#### AIM OF THE EXERCISE
Nothing in the records may be left out or altered; reproduce them all exactly.

-- -- --

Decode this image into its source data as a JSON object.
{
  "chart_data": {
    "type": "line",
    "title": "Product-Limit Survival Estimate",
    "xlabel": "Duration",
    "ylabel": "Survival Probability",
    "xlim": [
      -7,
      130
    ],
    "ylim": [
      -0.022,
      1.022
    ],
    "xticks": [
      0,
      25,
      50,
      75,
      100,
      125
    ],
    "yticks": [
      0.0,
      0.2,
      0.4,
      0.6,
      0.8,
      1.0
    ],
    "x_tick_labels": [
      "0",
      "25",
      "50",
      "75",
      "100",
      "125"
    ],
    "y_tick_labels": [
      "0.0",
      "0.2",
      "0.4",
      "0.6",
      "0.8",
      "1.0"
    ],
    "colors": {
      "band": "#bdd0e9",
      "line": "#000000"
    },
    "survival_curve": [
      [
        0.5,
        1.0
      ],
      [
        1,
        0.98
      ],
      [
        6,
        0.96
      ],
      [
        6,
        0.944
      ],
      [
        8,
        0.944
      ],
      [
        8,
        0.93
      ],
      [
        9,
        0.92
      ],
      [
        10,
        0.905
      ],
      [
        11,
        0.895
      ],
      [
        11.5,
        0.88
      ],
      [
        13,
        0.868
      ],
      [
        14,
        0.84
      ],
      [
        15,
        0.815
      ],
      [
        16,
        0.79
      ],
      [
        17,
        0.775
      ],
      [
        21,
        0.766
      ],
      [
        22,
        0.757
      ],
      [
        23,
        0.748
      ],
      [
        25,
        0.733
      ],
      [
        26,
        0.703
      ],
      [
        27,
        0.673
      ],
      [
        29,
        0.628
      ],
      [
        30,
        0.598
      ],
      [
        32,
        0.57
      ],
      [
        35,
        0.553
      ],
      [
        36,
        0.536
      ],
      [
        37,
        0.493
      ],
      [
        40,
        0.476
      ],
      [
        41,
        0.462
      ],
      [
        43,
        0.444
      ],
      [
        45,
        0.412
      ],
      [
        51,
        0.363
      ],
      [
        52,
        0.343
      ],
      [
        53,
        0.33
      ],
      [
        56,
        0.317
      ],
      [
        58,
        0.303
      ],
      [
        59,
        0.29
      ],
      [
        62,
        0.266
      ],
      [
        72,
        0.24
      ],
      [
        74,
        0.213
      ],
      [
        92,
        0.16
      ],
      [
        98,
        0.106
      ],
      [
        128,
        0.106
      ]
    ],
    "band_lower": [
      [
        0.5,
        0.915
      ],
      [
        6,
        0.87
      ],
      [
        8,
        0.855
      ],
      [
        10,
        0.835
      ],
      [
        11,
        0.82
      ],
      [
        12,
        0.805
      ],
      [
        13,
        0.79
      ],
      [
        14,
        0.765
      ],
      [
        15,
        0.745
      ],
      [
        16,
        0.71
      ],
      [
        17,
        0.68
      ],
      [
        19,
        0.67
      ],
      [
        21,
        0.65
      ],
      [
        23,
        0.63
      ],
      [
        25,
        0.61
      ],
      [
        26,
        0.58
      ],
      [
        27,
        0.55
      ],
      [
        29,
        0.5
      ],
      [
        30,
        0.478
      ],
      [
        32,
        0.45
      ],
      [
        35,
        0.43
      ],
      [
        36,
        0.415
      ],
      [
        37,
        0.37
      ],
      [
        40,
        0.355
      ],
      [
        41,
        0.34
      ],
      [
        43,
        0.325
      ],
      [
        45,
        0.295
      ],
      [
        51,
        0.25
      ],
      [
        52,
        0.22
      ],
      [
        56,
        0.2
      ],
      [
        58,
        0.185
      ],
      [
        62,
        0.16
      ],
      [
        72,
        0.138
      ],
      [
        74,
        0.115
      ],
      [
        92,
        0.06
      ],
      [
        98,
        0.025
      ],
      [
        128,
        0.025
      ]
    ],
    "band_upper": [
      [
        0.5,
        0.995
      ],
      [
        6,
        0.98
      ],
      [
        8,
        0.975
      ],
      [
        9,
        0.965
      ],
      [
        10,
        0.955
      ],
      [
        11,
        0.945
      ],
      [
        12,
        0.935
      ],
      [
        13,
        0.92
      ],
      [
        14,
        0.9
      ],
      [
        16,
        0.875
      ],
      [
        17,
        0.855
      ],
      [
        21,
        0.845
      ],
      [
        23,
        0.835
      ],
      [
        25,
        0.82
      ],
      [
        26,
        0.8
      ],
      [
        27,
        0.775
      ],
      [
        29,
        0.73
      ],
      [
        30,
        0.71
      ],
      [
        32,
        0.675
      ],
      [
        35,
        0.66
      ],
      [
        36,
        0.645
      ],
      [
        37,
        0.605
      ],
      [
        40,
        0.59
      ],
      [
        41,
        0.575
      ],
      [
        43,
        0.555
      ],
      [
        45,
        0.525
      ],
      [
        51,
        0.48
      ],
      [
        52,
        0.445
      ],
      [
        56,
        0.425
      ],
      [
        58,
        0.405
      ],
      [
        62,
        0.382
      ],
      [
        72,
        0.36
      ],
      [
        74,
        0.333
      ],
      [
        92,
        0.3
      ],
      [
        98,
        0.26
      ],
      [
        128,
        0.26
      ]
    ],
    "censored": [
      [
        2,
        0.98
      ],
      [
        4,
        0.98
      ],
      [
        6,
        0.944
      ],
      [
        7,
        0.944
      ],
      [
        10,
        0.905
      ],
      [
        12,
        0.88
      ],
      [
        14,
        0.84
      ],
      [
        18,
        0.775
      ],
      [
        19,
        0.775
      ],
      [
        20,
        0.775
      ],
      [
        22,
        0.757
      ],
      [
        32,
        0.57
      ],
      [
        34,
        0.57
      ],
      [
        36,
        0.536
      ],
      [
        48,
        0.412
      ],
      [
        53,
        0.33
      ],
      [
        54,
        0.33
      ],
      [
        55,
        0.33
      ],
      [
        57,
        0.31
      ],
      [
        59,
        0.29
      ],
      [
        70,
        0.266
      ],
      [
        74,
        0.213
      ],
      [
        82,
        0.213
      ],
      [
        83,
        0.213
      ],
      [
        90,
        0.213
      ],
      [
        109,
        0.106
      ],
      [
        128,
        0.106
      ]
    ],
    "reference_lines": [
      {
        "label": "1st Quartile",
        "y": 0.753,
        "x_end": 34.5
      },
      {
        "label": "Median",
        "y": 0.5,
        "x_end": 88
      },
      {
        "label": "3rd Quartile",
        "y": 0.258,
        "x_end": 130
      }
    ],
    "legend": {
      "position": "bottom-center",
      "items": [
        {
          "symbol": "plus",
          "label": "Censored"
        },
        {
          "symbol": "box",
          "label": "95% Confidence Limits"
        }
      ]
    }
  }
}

-- -- --

#### RESULT
Decode this image into its source data as a JSON object.
{
  "chart_data": {
    "type": "line",
    "title": "Product-Limit Survival Estimate",
    "xlabel": "Duration",
    "ylabel": "Survival Probability",
    "xlim": [
      -7,
      130
    ],
    "ylim": [
      -0.022,
      1.022
    ],
    "xticks": [
      0,
      25,
      50,
      75,
      100,
      125
    ],
    "yticks": [
      0.0,
      0.2,
      0.4,
      0.6,
      0.8,
      1.0
    ],
    "x_tick_labels": [
      "0",
      "25",
      "50",
      "75",
      "100",
      "125"
    ],
    "y_tick_labels": [
      "0.0",
      "0.2",
      "0.4",
      "0.6",
      "0.8",
      "1.0"
    ],
    "colors": {
      "band": "#bdd0e9",
      "line": "#000000"
    },
    "survival_curve": [
      [
        0.5,
        1.0
      ],
      [
        1,
        0.98
      ],
      [
        6,
        0.96
      ],
      [
        6,
        0.944
      ],
      [
        8,
        0.944
      ],
      [
        8,
        0.93
      ],
      [
        9,
        0.92
      ],
      [
        10,
        0.905
      ],
      [
        11,
        0.895
      ],
      [
        11.5,
        0.88
      ],
      [
        13,
        0.868
      ],
      [
        14,
        0.84
      ],
      [
        15,
        0.815
      ],
      [
        16,
        0.79
      ],
      [
        17,
        0.775
      ],
      [
        21,
        0.766
      ],
      [
        22,
        0.757
      ],
      [
        23,
        0.748
      ],
      [
        25,
        0.733
      ],
      [
        26,
        0.703
      ],
      [
        27,
        0.673
      ],
      [
        29,
        0.628
      ],
      [
        30,
        0.598
      ],
      [
        32,
        0.57
      ],
      [
        35,
        0.553
      ],
      [
        36,
        0.536
      ],
      [
        37,
        0.493
      ],
      [
        40,
        0.476
      ],
      [
        41,
        0.462
      ],
      [
        43,
        0.444
      ],
      [
        45,
        0.412
      ],
      [
        51,
        0.363
      ],
      [
        52,
        0.343
      ],
      [
        53,
        0.33
      ],
      [
        56,
        0.317
      ],
      [
        58,
        0.303
      ],
      [
        59,
        0.29
      ],
      [
        62,
        0.266
      ],
      [
        72,
        0.24
      ],
      [
        74,
        0.213
      ],
      [
        92,
        0.16
      ],
      [
        98,
        0.106
      ],
      [
        128,
        0.106
      ]
    ],
    "band_lower": [
      [
        0.5,
        0.915
      ],
      [
        6,
        0.87
      ],
      [
        8,
        0.855
      ],
      [
        10,
        0.835
      ],
      [
        11,
        0.82
      ],
      [
        12,
        0.805
      ],
      [
        13,
        0.79
      ],
      [
        14,
        0.765
      ],
      [
        15,
        0.745
      ],
      [
        16,
        0.71
      ],
      [
        17,
        0.68
      ],
      [
        19,
        0.67
      ],
      [
        21,
        0.65
      ],
      [
        23,
        0.63
      ],
      [
        25,
        0.61
      ],
      [
        26,
        0.58
      ],
      [
        27,
        0.55
      ],
      [
        29,
        0.5
      ],
      [
        30,
        0.478
      ],
      [
        32,
        0.45
      ],
      [
        35,
        0.43
      ],
      [
        36,
        0.415
      ],
      [
        37,
        0.37
      ],
      [
        40,
        0.355
      ],
      [
        41,
        0.34
      ],
      [
        43,
        0.325
      ],
      [
        45,
        0.295
      ],
      [
        51,
        0.25
      ],
      [
        52,
        0.22
      ],
      [
        56,
        0.2
      ],
      [
        58,
        0.185
      ],
      [
        62,
        0.16
      ],
      [
        72,
        0.138
      ],
      [
        74,
        0.115
      ],
      [
        92,
        0.06
      ],
      [
        98,
        0.025
      ],
      [
        128,
        0.025
      ]
    ],
    "band_upper": [
      [
        0.5,
        0.995
      ],
      [
        6,
        0.98
      ],
      [
        8,
        0.975
      ],
      [
        9,
        0.965
      ],
      [
        10,
        0.955
      ],
      [
        11,
        0.945
      ],
      [
        12,
        0.935
      ],
      [
        13,
        0.92
      ],
      [
        14,
        0.9
      ],
      [
        16,
        0.875
      ],
      [
        17,
        0.855
      ],
      [
        21,
        0.845
      ],
      [
        23,
        0.835
      ],
      [
        25,
        0.82
      ],
      [
        26,
        0.8
      ],
      [
        27,
        0.775
      ],
      [
        29,
        0.73
      ],
      [
        30,
        0.71
      ],
      [
        32,
        0.675
      ],
      [
        35,
        0.66
      ],
      [
        36,
        0.645
      ],
      [
        37,
        0.605
      ],
      [
        40,
        0.59
      ],
      [
        41,
        0.575
      ],
      [
        43,
        0.555
      ],
      [
        45,
        0.525
      ],
      [
        51,
        0.48
      ],
      [
        52,
        0.445
      ],
      [
        56,
        0.425
      ],
      [
        58,
        0.405
      ],
      [
        62,
        0.382
      ],
      [
        72,
        0.36
      ],
      [
        74,
        0.333
      ],
      [
        92,
        0.3
      ],
      [
        98,
        0.26
      ],
      [
        128,
        0.26
      ]
    ],
    "censored": [
      [
        2,
        0.98
      ],
      [
        4,
        0.98
      ],
      [
        6,
        0.944
      ],
      [
        7,
        0.944
      ],
      [
        10,
        0.905
      ],
      [
        12,
        0.88
      ],
      [
        14,
        0.84
      ],
      [
        18,
        0.775
      ],
      [
        19,
        0.775
      ],
      [
        20,
        0.775
      ],
      [
        22,
        0.757
      ],
      [
        32,
        0.57
      ],
      [
        34,
        0.57
      ],
      [
        36,
        0.536
      ],
      [
        48,
        0.412
      ],
      [
        53,
        0.33
      ],
      [
        54,
        0.33
      ],
      [
        55,
        0.33
      ],
      [
        57,
        0.31
      ],
      [
        59,
        0.29
      ],
      [
        70,
        0.266
      ],
      [
        74,
        0.213
      ],
      [
        82,
        0.213
      ],
      [
        83,
        0.213
      ],
      [
        90,
        0.213
      ],
      [
        109,
        0.106
      ],
      [
        128,
        0.106
      ]
    ],
    "reference_lines": [
      {
        "label": "1st Quartile",
        "y": 0.753,
        "x_end": 34.5
      },
      {
        "label": "Median",
        "y": 0.5,
        "x_end": 88
      },
      {
        "label": "3rd Quartile",
        "y": 0.258,
        "x_end": 130
      }
    ],
    "legend": {
      "position": "bottom-center",
      "items": [
        {
          "symbol": "plus",
          "label": "Censored"
        },
        {
          "symbol": "box",
          "label": "95% Confidence Limits"
        }
      ]
    }
  }
}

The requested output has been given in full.